'''
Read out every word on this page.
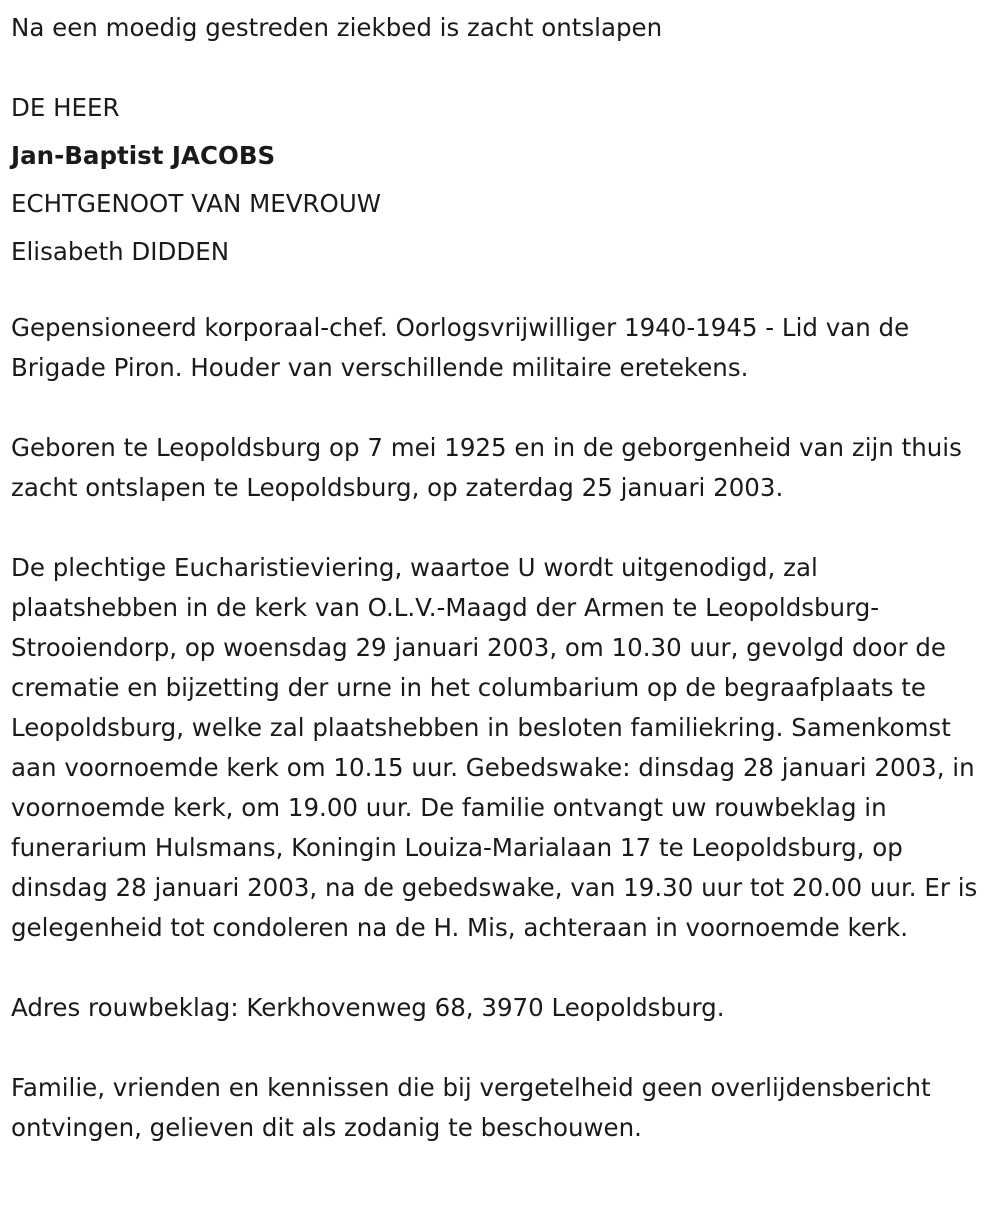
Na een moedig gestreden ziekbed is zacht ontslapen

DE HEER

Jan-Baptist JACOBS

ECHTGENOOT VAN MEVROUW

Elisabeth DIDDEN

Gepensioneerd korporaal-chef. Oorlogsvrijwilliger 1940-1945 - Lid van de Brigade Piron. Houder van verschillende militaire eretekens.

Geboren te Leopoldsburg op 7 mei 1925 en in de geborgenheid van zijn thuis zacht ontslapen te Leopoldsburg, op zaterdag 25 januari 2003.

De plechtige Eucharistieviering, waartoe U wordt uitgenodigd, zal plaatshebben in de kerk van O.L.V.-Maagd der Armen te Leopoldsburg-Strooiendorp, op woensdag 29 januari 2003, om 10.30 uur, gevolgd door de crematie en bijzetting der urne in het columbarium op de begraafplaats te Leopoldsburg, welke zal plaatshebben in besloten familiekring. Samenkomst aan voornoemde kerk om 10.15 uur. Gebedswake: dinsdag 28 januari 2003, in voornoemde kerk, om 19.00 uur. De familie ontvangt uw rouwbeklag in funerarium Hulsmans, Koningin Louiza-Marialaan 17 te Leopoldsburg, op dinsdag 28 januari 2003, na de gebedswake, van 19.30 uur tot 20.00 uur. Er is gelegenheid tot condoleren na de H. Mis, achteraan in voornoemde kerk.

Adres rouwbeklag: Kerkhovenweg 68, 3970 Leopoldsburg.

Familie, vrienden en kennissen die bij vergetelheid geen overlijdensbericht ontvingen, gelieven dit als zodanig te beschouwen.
'''
'''
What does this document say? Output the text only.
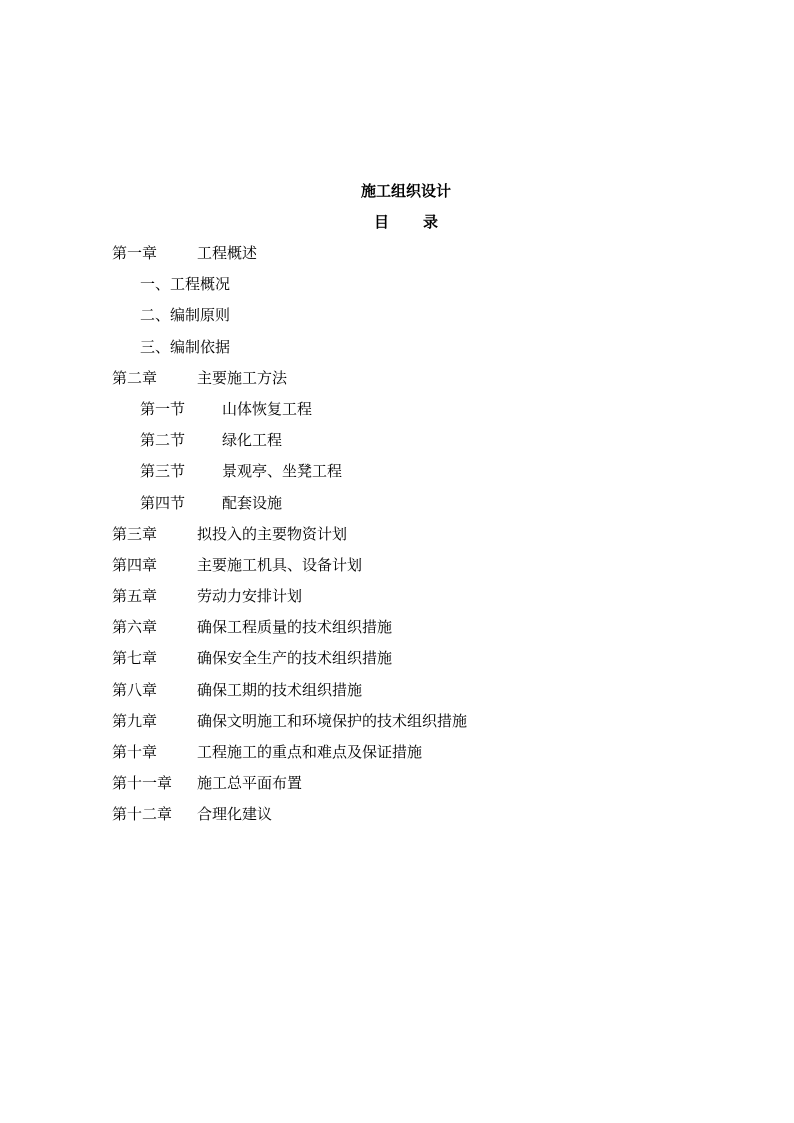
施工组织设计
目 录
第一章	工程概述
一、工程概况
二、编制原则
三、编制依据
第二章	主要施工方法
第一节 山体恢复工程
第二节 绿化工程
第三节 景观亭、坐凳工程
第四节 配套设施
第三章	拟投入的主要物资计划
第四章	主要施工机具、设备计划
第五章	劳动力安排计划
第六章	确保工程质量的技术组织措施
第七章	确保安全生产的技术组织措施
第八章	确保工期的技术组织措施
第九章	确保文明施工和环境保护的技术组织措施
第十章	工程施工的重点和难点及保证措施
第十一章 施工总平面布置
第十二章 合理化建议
'''
WHAT YOU ARE ASKED TO DO ▸ Pick each line holding the word "this" out of the data and copy it.

WRITTEN RESPONSE ▸
Read out every word on this page.
What does this document say? Output the text only.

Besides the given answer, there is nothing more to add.